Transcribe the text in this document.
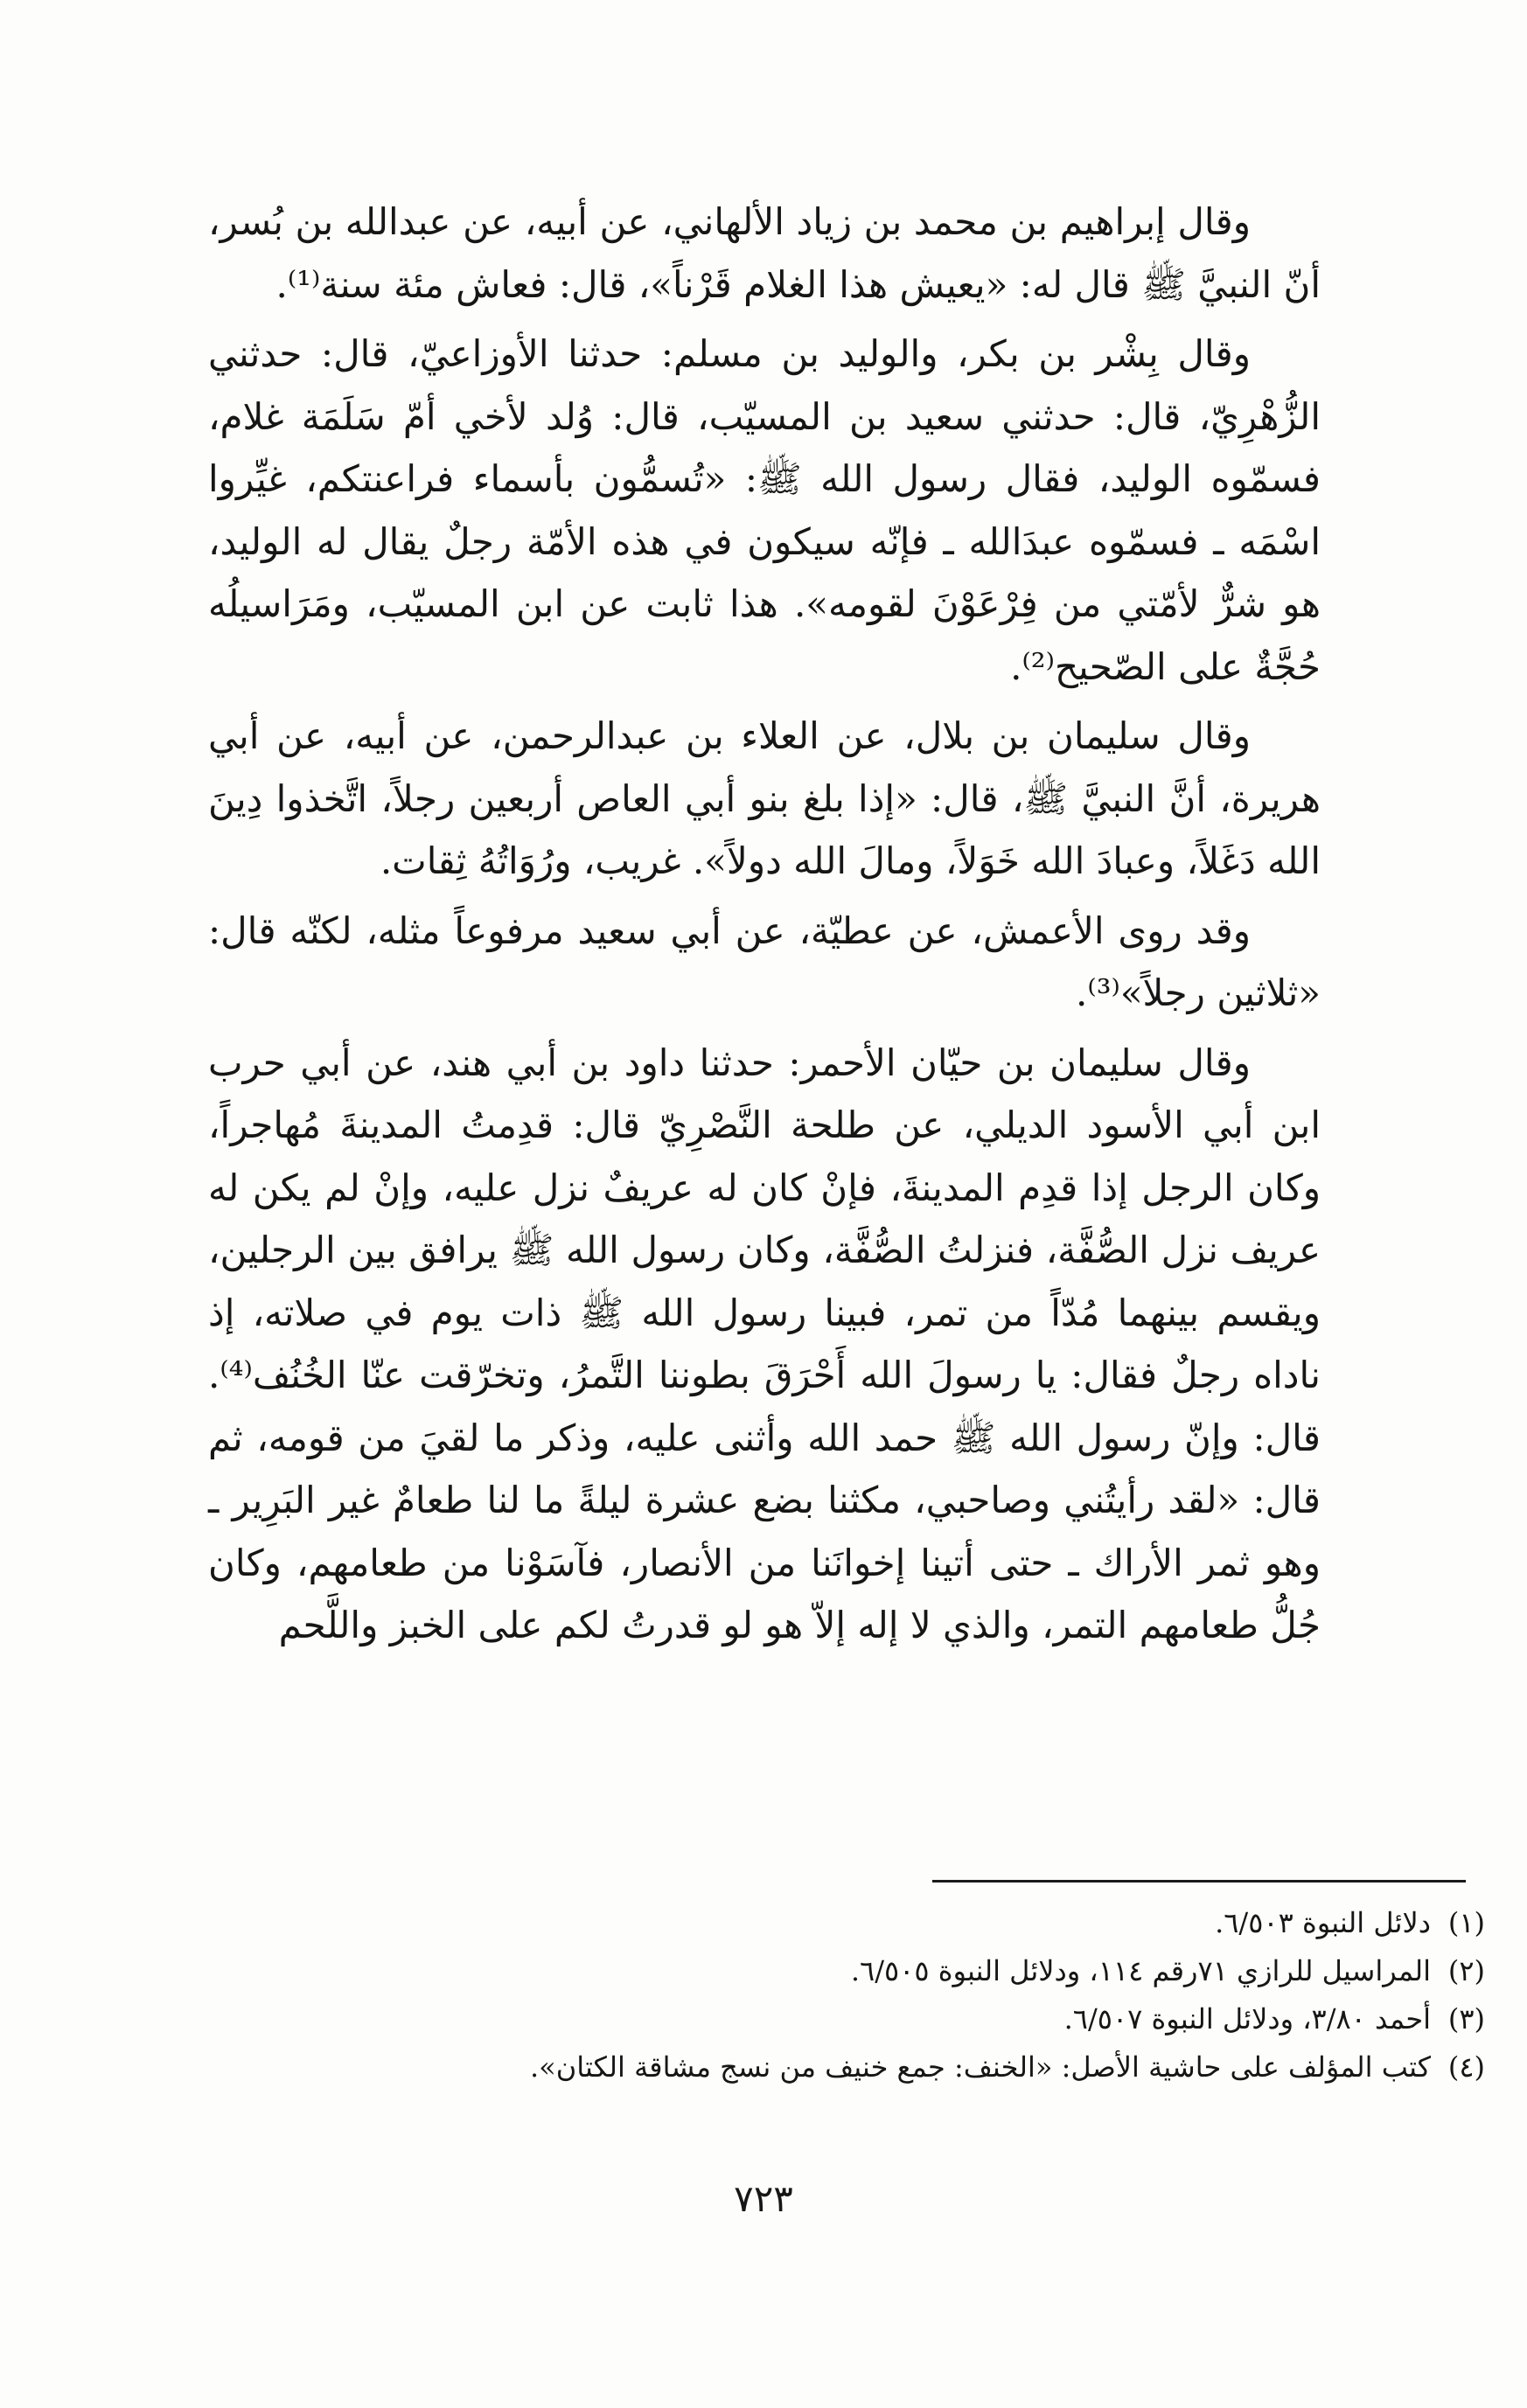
وقال إبراهيم بن محمد بن زياد الألهاني، عن أبيه، عن عبدالله بن بُسر، أنّ النبيَّ ﷺ قال له: «يعيش هذا الغلام قَرْناً»، قال: فعاش مئة سنة⁽¹⁾.

وقال بِشْر بن بكر، والوليد بن مسلم: حدثنا الأوزاعيّ، قال: حدثني الزُّهْرِيّ، قال: حدثني سعيد بن المسيّب، قال: وُلد لأخي أمّ سَلَمَة غلام، فسمّوه الوليد، فقال رسول الله ﷺ: «تُسمُّون بأسماء فراعنتكم، غيِّروا اسْمَه ـ فسمّوه عبدَالله ـ فإنّه سيكون في هذه الأمّة رجلٌ يقال له الوليد، هو شرٌّ لأمّتي من فِرْعَوْنَ لقومه». هذا ثابت عن ابن المسيّب، ومَرَاسيلُه حُجَّةٌ على الصّحيح⁽²⁾.

وقال سليمان بن بلال، عن العلاء بن عبدالرحمن، عن أبيه، عن أبي هريرة، أنَّ النبيَّ ﷺ، قال: «إذا بلغ بنو أبي العاص أربعين رجلاً، اتَّخذوا دِينَ الله دَغَلاً، وعبادَ الله خَوَلاً، ومالَ الله دولاً». غريب، ورُوَاتُهُ ثِقات.

وقد روى الأعمش، عن عطيّة، عن أبي سعيد مرفوعاً مثله، لكنّه قال: «ثلاثين رجلاً»⁽³⁾.

وقال سليمان بن حيّان الأحمر: حدثنا داود بن أبي هند، عن أبي حرب ابن أبي الأسود الديلي، عن طلحة النَّصْرِيّ قال: قدِمتُ المدينةَ مُهاجراً، وكان الرجل إذا قدِم المدينةَ، فإنْ كان له عريفٌ نزل عليه، وإنْ لم يكن له عريف نزل الصُّفَّة، فنزلتُ الصُّفَّة، وكان رسول الله ﷺ يرافق بين الرجلين، ويقسم بينهما مُدّاً من تمر، فبينا رسول الله ﷺ ذات يوم في صلاته، إذ ناداه رجلٌ فقال: يا رسولَ الله أَحْرَقَ بطوننا التَّمرُ، وتخرّقت عنّا الخُنُف⁽⁴⁾. قال: وإنّ رسول الله ﷺ حمد الله وأثنى عليه، وذكر ما لقيَ من قومه، ثم قال: «لقد رأيتُني وصاحبي، مكثنا بضع عشرة ليلةً ما لنا طعامٌ غير البَرِير ـ وهو ثمر الأراك ـ حتى أتينا إخوانَنا من الأنصار، فآسَوْنا من طعامهم، وكان جُلُّ طعامهم التمر، والذي لا إله إلاّ هو لو قدرتُ لكم على الخبز واللَّحم

(١)
دلائل النبوة ٦/٥٠٣.
(٢)
المراسيل للرازي ٧١رقم ١١٤، ودلائل النبوة ٦/٥٠٥.
(٣)
أحمد ٣/٨٠، ودلائل النبوة ٦/٥٠٧.
(٤)
كتب المؤلف على حاشية الأصل: «الخنف: جمع خنيف من نسج مشاقة الكتان».
٧٢٣
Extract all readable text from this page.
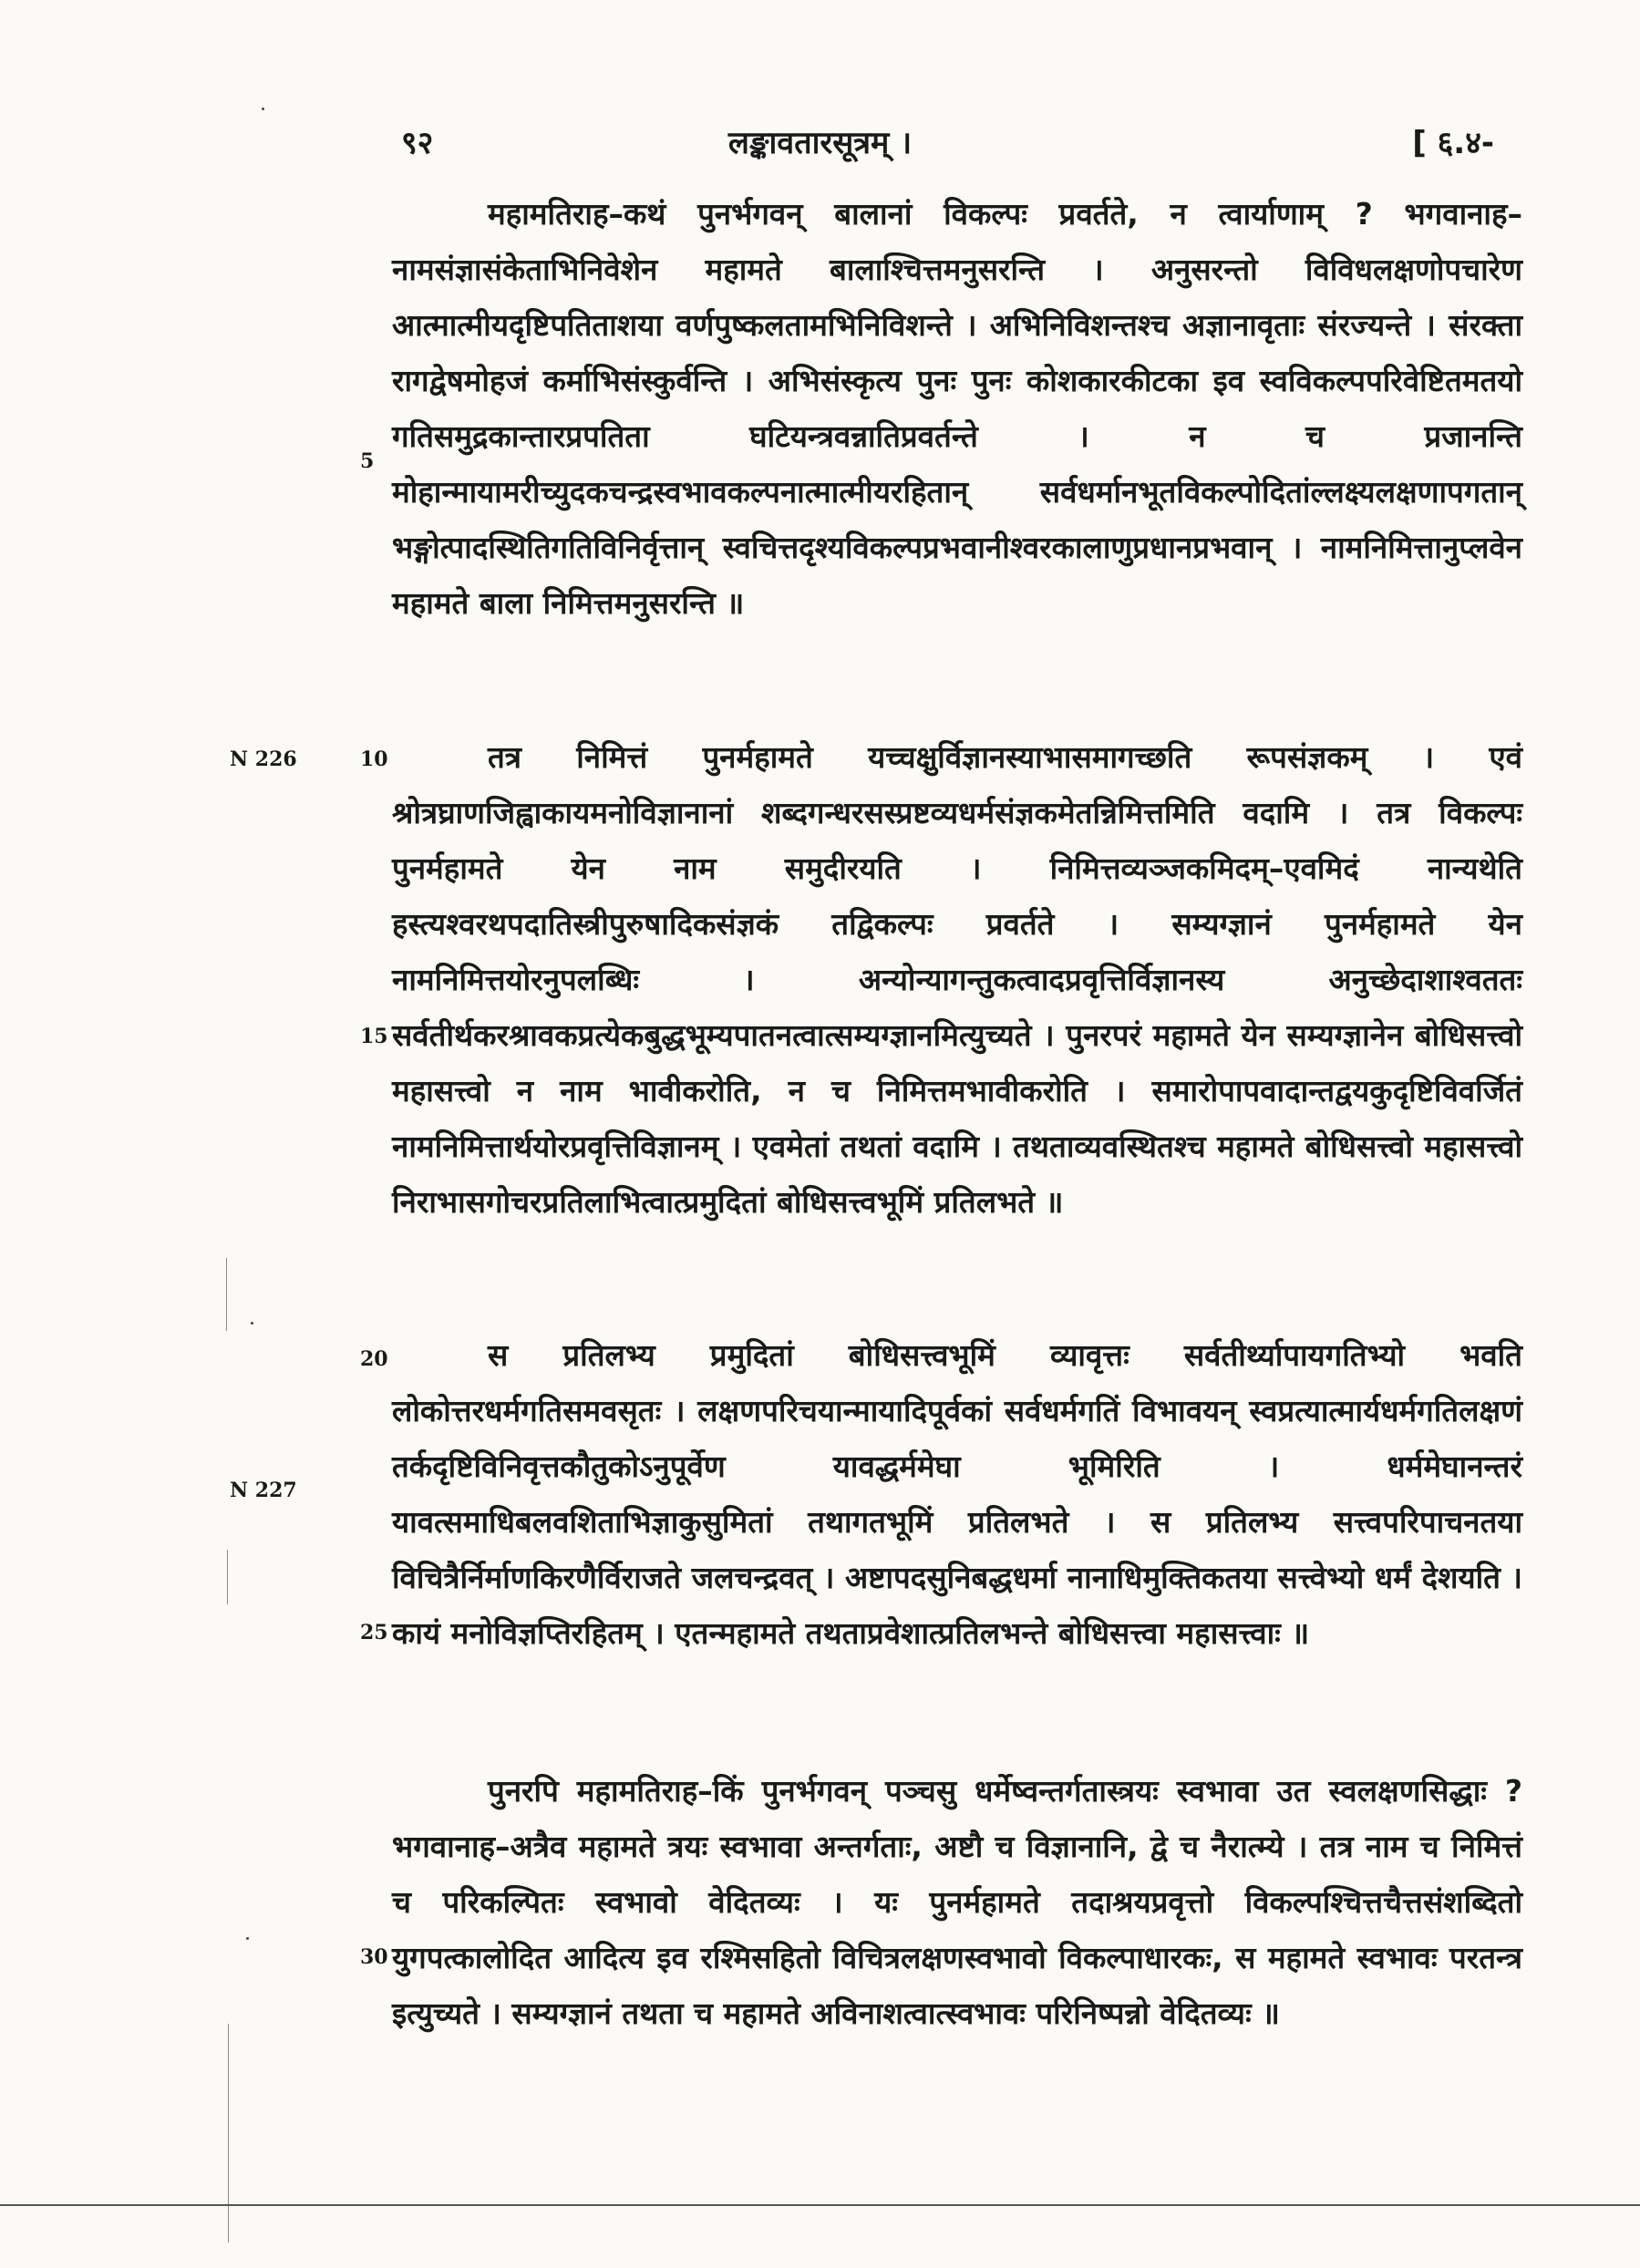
९२	लङ्कावतारसूत्रम् ।	[ ६.४-

महामतिराह–कथं पुनर्भगवन् बालानां विकल्पः प्रवर्तते, न त्वार्याणाम् ? भगवानाह–नामसंज्ञासंकेताभिनिवेशेन महामते बालाश्चित्तमनुसरन्ति । अनुसरन्तो विविधलक्षणोपचारेण आत्मात्मीयदृष्टिपतिताशया वर्णपुष्कलतामभिनिविशन्ते । अभिनिविशन्तश्च अज्ञानावृताः संरज्यन्ते । संरक्ता रागद्वेषमोहजं कर्माभिसंस्कुर्वन्ति । अभिसंस्कृत्य पुनः पुनः कोशकारकीटका इव स्वविकल्पपरिवेष्टितमतयो गतिसमुद्रकान्तारप्रपतिता घटियन्त्रवन्नातिप्रवर्तन्ते । न च प्रजानन्ति मोहान्मायामरीच्युदकचन्द्रस्वभावकल्पनात्मात्मीयरहितान् सर्वधर्मानभूतविकल्पोदितांल्लक्ष्यलक्षणापगतान् भङ्गोत्पादस्थितिगतिविनिर्वृत्तान् स्वचित्तदृश्यविकल्पप्रभवानीश्वरकालाणुप्रधानप्रभवान् । नामनिमित्तानुप्लवेन महामते बाला निमित्तमनुसरन्ति ॥

तत्र निमित्तं पुनर्महामते यच्चक्षुर्विज्ञानस्याभासमागच्छति रूपसंज्ञकम् । एवं श्रोत्रघ्राणजिह्वाकायमनोविज्ञानानां शब्दगन्धरसस्प्रष्टव्यधर्मसंज्ञकमेतन्निमित्तमिति वदामि । तत्र विकल्पः पुनर्महामते येन नाम समुदीरयति । निमित्तव्यञ्जकमिदम्–एवमिदं नान्यथेति हस्त्यश्वरथपदातिस्त्रीपुरुषादिकसंज्ञकं तद्विकल्पः प्रवर्तते । सम्यग्ज्ञानं पुनर्महामते येन नामनिमित्तयोरनुपलब्धिः । अन्योन्यागन्तुकत्वादप्रवृत्तिर्विज्ञानस्य अनुच्छेदाशाश्वततः सर्वतीर्थकरश्रावकप्रत्येकबुद्धभूम्यपातनत्वात्सम्यग्ज्ञानमित्युच्यते । पुनरपरं महामते येन सम्यग्ज्ञानेन बोधिसत्त्वो महासत्त्वो न नाम भावीकरोति, न च निमित्तमभावीकरोति । समारोपापवादान्तद्वयकुदृष्टिविवर्जितं नामनिमित्तार्थयोरप्रवृत्तिविज्ञानम् । एवमेतां तथतां वदामि । तथताव्यवस्थितश्च महामते बोधिसत्त्वो महासत्त्वो निराभासगोचरप्रतिलाभित्वात्प्रमुदितां बोधिसत्त्वभूमिं प्रतिलभते ॥

स प्रतिलभ्य प्रमुदितां बोधिसत्त्वभूमिं व्यावृत्तः सर्वतीर्थ्यापायगतिभ्यो भवति लोकोत्तरधर्मगतिसमवसृतः । लक्षणपरिचयान्मायादिपूर्वकां सर्वधर्मगतिं विभावयन् स्वप्रत्यात्मार्यधर्मगतिलक्षणं तर्कदृष्टिविनिवृत्तकौतुकोऽनुपूर्वेण यावद्धर्ममेघा भूमिरिति । धर्ममेघानन्तरं यावत्समाधिबलवशिताभिज्ञाकुसुमितां तथागतभूमिं प्रतिलभते । स प्रतिलभ्य सत्त्वपरिपाचनतया विचित्रैर्निर्माणकिरणैर्विराजते जलचन्द्रवत् । अष्टापदसुनिबद्धधर्मा नानाधिमुक्तिकतया सत्त्वेभ्यो धर्मं देशयति । कायं मनोविज्ञप्तिरहितम् । एतन्महामते तथताप्रवेशात्प्रतिलभन्ते बोधिसत्त्वा महासत्त्वाः ॥

पुनरपि महामतिराह–किं पुनर्भगवन् पञ्चसु धर्मेष्वन्तर्गतास्त्रयः स्वभावा उत स्वलक्षणसिद्धाः ? भगवानाह–अत्रैव महामते त्रयः स्वभावा अन्तर्गताः, अष्टौ च विज्ञानानि, द्वे च नैरात्म्ये । तत्र नाम च निमित्तं च परिकल्पितः स्वभावो वेदितव्यः । यः पुनर्महामते तदाश्रयप्रवृत्तो विकल्पश्चित्तचैत्तसंशब्दितो युगपत्कालोदित आदित्य इव रश्मिसहितो विचित्रलक्षणस्वभावो विकल्पाधारकः, स महामते स्वभावः परतन्त्र इत्युच्यते । सम्यग्ज्ञानं तथता च महामते अविनाशत्वात्स्वभावः परिनिष्पन्नो वेदितव्यः ॥

5
10
15
20
25
30
N 226
N 227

════════

■ PROBLEM DETAILS
List each line of the records that holds the string "أبيه".

■ SOLUTION TO THE EXERCISE
وقال إبراهيم بن محمد بن زياد الألهاني، عن أبيه، عن عبدالله بن بُسر، أنّ النبيَّ ﷺ قال له: «يعيش هذا الغلام قَرْناً»، قال: فعاش مئة سنة⁽¹⁾.
وقال سليمان بن بلال، عن العلاء بن عبدالرحمن، عن أبيه، عن أبي هريرة، أنَّ النبيَّ ﷺ، قال: «إذا بلغ بنو أبي العاص أربعين رجلاً، اتَّخذوا دِينَ الله دَغَلاً، وعبادَ الله خَوَلاً، ومالَ الله دولاً». غريب، ورُوَاتُهُ ثِقات.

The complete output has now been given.